▸ EXERCISE INPUTS:

——————————

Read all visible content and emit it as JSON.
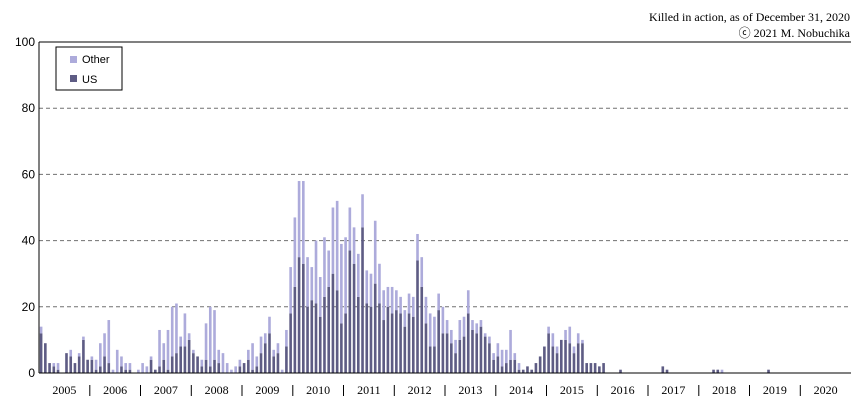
{
  "header": {
    "note_line1": "Killed in action, as of December 31, 2020",
    "note_line2": "ⓒ 2021 M. Nobuchika"
  },
  "legend": {
    "other_label": "Other",
    "us_label": "US"
  },
  "colors": {
    "other": "#ADABDB",
    "us": "#5E5C84",
    "gridline": "#707070",
    "frame": "#000000"
  },
  "chart_data": {
    "type": "bar",
    "stacked": true,
    "title": "",
    "xlabel": "",
    "ylabel": "",
    "ylim": [
      0,
      100
    ],
    "yticks": [
      "0",
      "20",
      "40",
      "60",
      "80",
      "100"
    ],
    "grid": true,
    "legend_position": "top-left",
    "x_interval": "month",
    "x_start": "2005-01",
    "x_end": "2020-12",
    "year_labels": [
      "2005",
      "2006",
      "2007",
      "2008",
      "2009",
      "2010",
      "2011",
      "2012",
      "2013",
      "2014",
      "2015",
      "2016",
      "2017",
      "2018",
      "2019",
      "2020"
    ],
    "series": [
      {
        "name": "Other",
        "values": [
          2,
          0,
          0,
          1,
          2,
          0,
          0,
          2,
          0,
          1,
          1,
          0,
          1,
          3,
          7,
          7,
          13,
          1,
          7,
          3,
          2,
          2,
          0,
          1,
          3,
          2,
          1,
          0,
          11,
          5,
          12,
          15,
          15,
          3,
          10,
          2,
          1,
          0,
          2,
          11,
          18,
          15,
          4,
          6,
          3,
          1,
          2,
          2,
          0,
          3,
          8,
          3,
          5,
          3,
          5,
          2,
          3,
          1,
          5,
          14,
          21,
          23,
          25,
          15,
          10,
          19,
          12,
          18,
          11,
          20,
          27,
          24,
          23,
          13,
          11,
          13,
          10,
          10,
          10,
          19,
          12,
          9,
          6,
          8,
          6,
          5,
          5,
          6,
          6,
          8,
          9,
          8,
          10,
          9,
          5,
          8,
          4,
          4,
          4,
          6,
          6,
          7,
          3,
          3,
          2,
          1,
          2,
          2,
          4,
          5,
          4,
          9,
          2,
          2,
          0,
          0,
          0,
          0,
          0,
          0,
          2,
          4,
          2,
          0,
          3,
          5,
          2,
          3,
          1,
          0,
          0,
          0,
          0,
          0,
          0,
          0,
          0,
          0,
          0,
          0,
          0,
          0,
          0,
          0,
          0,
          0,
          0,
          0,
          0,
          0,
          0,
          0,
          0,
          0,
          0,
          0,
          0,
          0,
          0,
          0,
          0,
          1,
          0,
          0,
          0,
          0,
          0,
          0,
          0,
          0,
          0,
          0,
          0,
          0,
          0,
          0,
          0,
          0,
          0,
          0,
          0,
          0,
          0,
          0,
          0,
          0,
          0,
          0,
          0,
          0,
          0,
          0
        ]
      },
      {
        "name": "US",
        "values": [
          12,
          9,
          3,
          2,
          1,
          0,
          6,
          5,
          3,
          5,
          10,
          4,
          4,
          1,
          2,
          5,
          3,
          0,
          0,
          2,
          1,
          1,
          0,
          0,
          0,
          0,
          4,
          1,
          2,
          4,
          1,
          5,
          6,
          8,
          8,
          10,
          6,
          5,
          2,
          4,
          2,
          4,
          3,
          0,
          0,
          0,
          0,
          2,
          3,
          4,
          1,
          2,
          6,
          9,
          12,
          5,
          6,
          0,
          8,
          18,
          26,
          35,
          33,
          20,
          22,
          21,
          17,
          23,
          26,
          30,
          25,
          15,
          18,
          37,
          33,
          23,
          44,
          21,
          20,
          27,
          21,
          16,
          20,
          18,
          19,
          18,
          14,
          18,
          17,
          34,
          26,
          15,
          8,
          8,
          19,
          12,
          12,
          9,
          6,
          10,
          11,
          18,
          13,
          12,
          14,
          11,
          9,
          4,
          5,
          2,
          3,
          4,
          4,
          1,
          1,
          2,
          1,
          3,
          5,
          8,
          12,
          8,
          6,
          10,
          10,
          9,
          6,
          9,
          9,
          3,
          3,
          3,
          2,
          3,
          0,
          0,
          0,
          1,
          0,
          0,
          0,
          0,
          0,
          0,
          0,
          0,
          0,
          2,
          1,
          0,
          0,
          0,
          0,
          0,
          0,
          0,
          0,
          0,
          0,
          1,
          1,
          0,
          0,
          0,
          0,
          0,
          0,
          0,
          0,
          0,
          0,
          0,
          1,
          0,
          0,
          0,
          0,
          0,
          0,
          0,
          0,
          0,
          0,
          0,
          0,
          0,
          0,
          0,
          0,
          0,
          0,
          0
        ]
      }
    ]
  }
}
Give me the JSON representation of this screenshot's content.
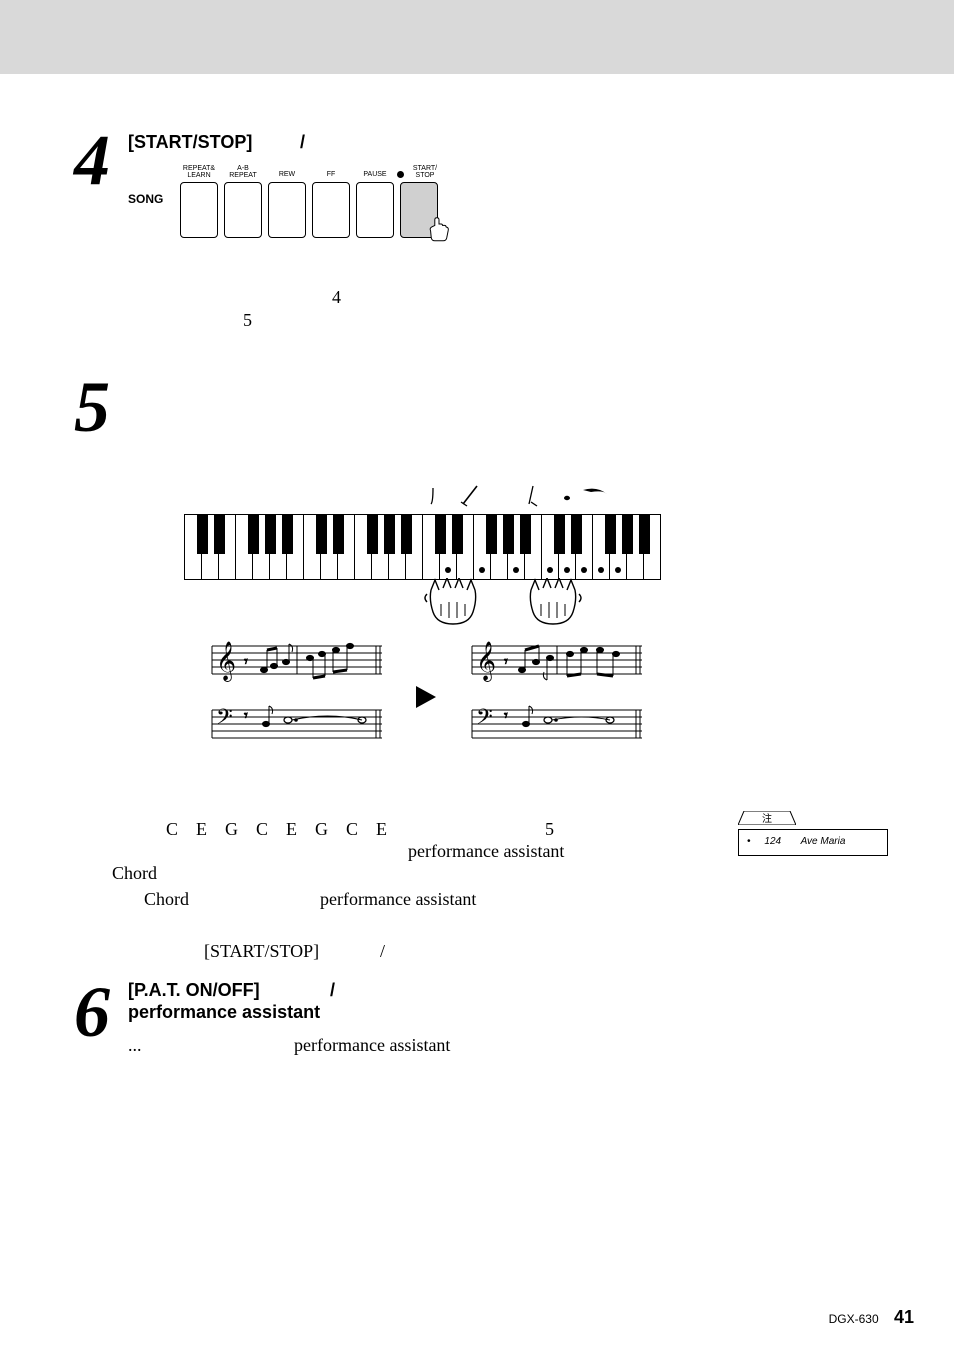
{
  "step4": {
    "number": "4",
    "heading_left": "[START/STOP]",
    "heading_right": "/",
    "song_label": "SONG",
    "buttons": [
      {
        "label": "REPEAT&\nLEARN"
      },
      {
        "label": "A-B\nREPEAT"
      },
      {
        "label": "REW"
      },
      {
        "label": "FF"
      },
      {
        "label": "PAUSE"
      },
      {
        "label": "START/\nSTOP",
        "highlight": true,
        "has_dot": true
      }
    ],
    "midline_4": "4",
    "midline_5": "5"
  },
  "step5": {
    "number": "5",
    "chord_letters": "C    E    G    C    E    G    C    E",
    "line1_tail_num": "5",
    "line2_a": "performance assistant",
    "line3_a": "Chord",
    "line4_a": "Chord",
    "line4_b": "performance assistant",
    "line5": "[START/STOP]",
    "line5_b": "/"
  },
  "note": {
    "tab_label": "注",
    "bullet": "•",
    "page_ref": "124",
    "title": "Ave Maria"
  },
  "step6": {
    "number": "6",
    "heading_a": "[P.A.T. ON/OFF]",
    "heading_slash": "/",
    "heading_b": "performance assistant",
    "body_ellipsis": "...",
    "body_b": "performance assistant"
  },
  "footer": {
    "model": "DGX-630",
    "page": "41"
  },
  "colors": {
    "page_bg": "#ffffff",
    "outer_bg": "#d9d9d9",
    "text": "#000000",
    "highlight_btn": "#d0d0d0"
  }
}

——————————

▸ REQUEST:
Copy out all the records exactly, excluding pictures.

▸ EXERCISE OUTPUT:
Read all visible content and emit it as JSON.
{
  "header": {
    "note_line1": "Killed in action, as of December 31, 2020",
    "note_line2": "ⓒ 2021 M. Nobuchika"
  },
  "legend": {
    "other_label": "Other",
    "us_label": "US"
  },
  "colors": {
    "other": "#ADABDB",
    "us": "#5E5C84",
    "gridline": "#707070",
    "frame": "#000000"
  },
  "chart_data": {
    "type": "bar",
    "stacked": true,
    "title": "",
    "xlabel": "",
    "ylabel": "",
    "ylim": [
      0,
      100
    ],
    "yticks": [
      "0",
      "20",
      "40",
      "60",
      "80",
      "100"
    ],
    "grid": true,
    "legend_position": "top-left",
    "x_interval": "month",
    "x_start": "2005-01",
    "x_end": "2020-12",
    "year_labels": [
      "2005",
      "2006",
      "2007",
      "2008",
      "2009",
      "2010",
      "2011",
      "2012",
      "2013",
      "2014",
      "2015",
      "2016",
      "2017",
      "2018",
      "2019",
      "2020"
    ],
    "series": [
      {
        "name": "Other",
        "values": [
          2,
          0,
          0,
          1,
          2,
          0,
          0,
          2,
          0,
          1,
          1,
          0,
          1,
          3,
          7,
          7,
          13,
          1,
          7,
          3,
          2,
          2,
          0,
          1,
          3,
          2,
          1,
          0,
          11,
          5,
          12,
          15,
          15,
          3,
          10,
          2,
          1,
          0,
          2,
          11,
          18,
          15,
          4,
          6,
          3,
          1,
          2,
          2,
          0,
          3,
          8,
          3,
          5,
          3,
          5,
          2,
          3,
          1,
          5,
          14,
          21,
          23,
          25,
          15,
          10,
          19,
          12,
          18,
          11,
          20,
          27,
          24,
          23,
          13,
          11,
          13,
          10,
          10,
          10,
          19,
          12,
          9,
          6,
          8,
          6,
          5,
          5,
          6,
          6,
          8,
          9,
          8,
          10,
          9,
          5,
          8,
          4,
          4,
          4,
          6,
          6,
          7,
          3,
          3,
          2,
          1,
          2,
          2,
          4,
          5,
          4,
          9,
          2,
          2,
          0,
          0,
          0,
          0,
          0,
          0,
          2,
          4,
          2,
          0,
          3,
          5,
          2,
          3,
          1,
          0,
          0,
          0,
          0,
          0,
          0,
          0,
          0,
          0,
          0,
          0,
          0,
          0,
          0,
          0,
          0,
          0,
          0,
          0,
          0,
          0,
          0,
          0,
          0,
          0,
          0,
          0,
          0,
          0,
          0,
          0,
          0,
          1,
          0,
          0,
          0,
          0,
          0,
          0,
          0,
          0,
          0,
          0,
          0,
          0,
          0,
          0,
          0,
          0,
          0,
          0,
          0,
          0,
          0,
          0,
          0,
          0,
          0,
          0,
          0,
          0,
          0,
          0
        ]
      },
      {
        "name": "US",
        "values": [
          12,
          9,
          3,
          2,
          1,
          0,
          6,
          5,
          3,
          5,
          10,
          4,
          4,
          1,
          2,
          5,
          3,
          0,
          0,
          2,
          1,
          1,
          0,
          0,
          0,
          0,
          4,
          1,
          2,
          4,
          1,
          5,
          6,
          8,
          8,
          10,
          6,
          5,
          2,
          4,
          2,
          4,
          3,
          0,
          0,
          0,
          0,
          2,
          3,
          4,
          1,
          2,
          6,
          9,
          12,
          5,
          6,
          0,
          8,
          18,
          26,
          35,
          33,
          20,
          22,
          21,
          17,
          23,
          26,
          30,
          25,
          15,
          18,
          37,
          33,
          23,
          44,
          21,
          20,
          27,
          21,
          16,
          20,
          18,
          19,
          18,
          14,
          18,
          17,
          34,
          26,
          15,
          8,
          8,
          19,
          12,
          12,
          9,
          6,
          10,
          11,
          18,
          13,
          12,
          14,
          11,
          9,
          4,
          5,
          2,
          3,
          4,
          4,
          1,
          1,
          2,
          1,
          3,
          5,
          8,
          12,
          8,
          6,
          10,
          10,
          9,
          6,
          9,
          9,
          3,
          3,
          3,
          2,
          3,
          0,
          0,
          0,
          1,
          0,
          0,
          0,
          0,
          0,
          0,
          0,
          0,
          0,
          2,
          1,
          0,
          0,
          0,
          0,
          0,
          0,
          0,
          0,
          0,
          0,
          1,
          1,
          0,
          0,
          0,
          0,
          0,
          0,
          0,
          0,
          0,
          0,
          0,
          1,
          0,
          0,
          0,
          0,
          0,
          0,
          0,
          0,
          0,
          0,
          0,
          0,
          0,
          0,
          0,
          0,
          0,
          0,
          0
        ]
      }
    ]
  }
}
Give me the JSON representation of this screenshot's content.
{
  "step4": {
    "number": "4",
    "heading_left": "[START/STOP]",
    "heading_right": "/",
    "song_label": "SONG",
    "buttons": [
      {
        "label": "REPEAT&\nLEARN"
      },
      {
        "label": "A-B\nREPEAT"
      },
      {
        "label": "REW"
      },
      {
        "label": "FF"
      },
      {
        "label": "PAUSE"
      },
      {
        "label": "START/\nSTOP",
        "highlight": true,
        "has_dot": true
      }
    ],
    "midline_4": "4",
    "midline_5": "5"
  },
  "step5": {
    "number": "5",
    "chord_letters": "C    E    G    C    E    G    C    E",
    "line1_tail_num": "5",
    "line2_a": "performance assistant",
    "line3_a": "Chord",
    "line4_a": "Chord",
    "line4_b": "performance assistant",
    "line5": "[START/STOP]",
    "line5_b": "/"
  },
  "note": {
    "tab_label": "注",
    "bullet": "•",
    "page_ref": "124",
    "title": "Ave Maria"
  },
  "step6": {
    "number": "6",
    "heading_a": "[P.A.T. ON/OFF]",
    "heading_slash": "/",
    "heading_b": "performance assistant",
    "body_ellipsis": "...",
    "body_b": "performance assistant"
  },
  "footer": {
    "model": "DGX-630",
    "page": "41"
  },
  "colors": {
    "page_bg": "#ffffff",
    "outer_bg": "#d9d9d9",
    "text": "#000000",
    "highlight_btn": "#d0d0d0"
  }
}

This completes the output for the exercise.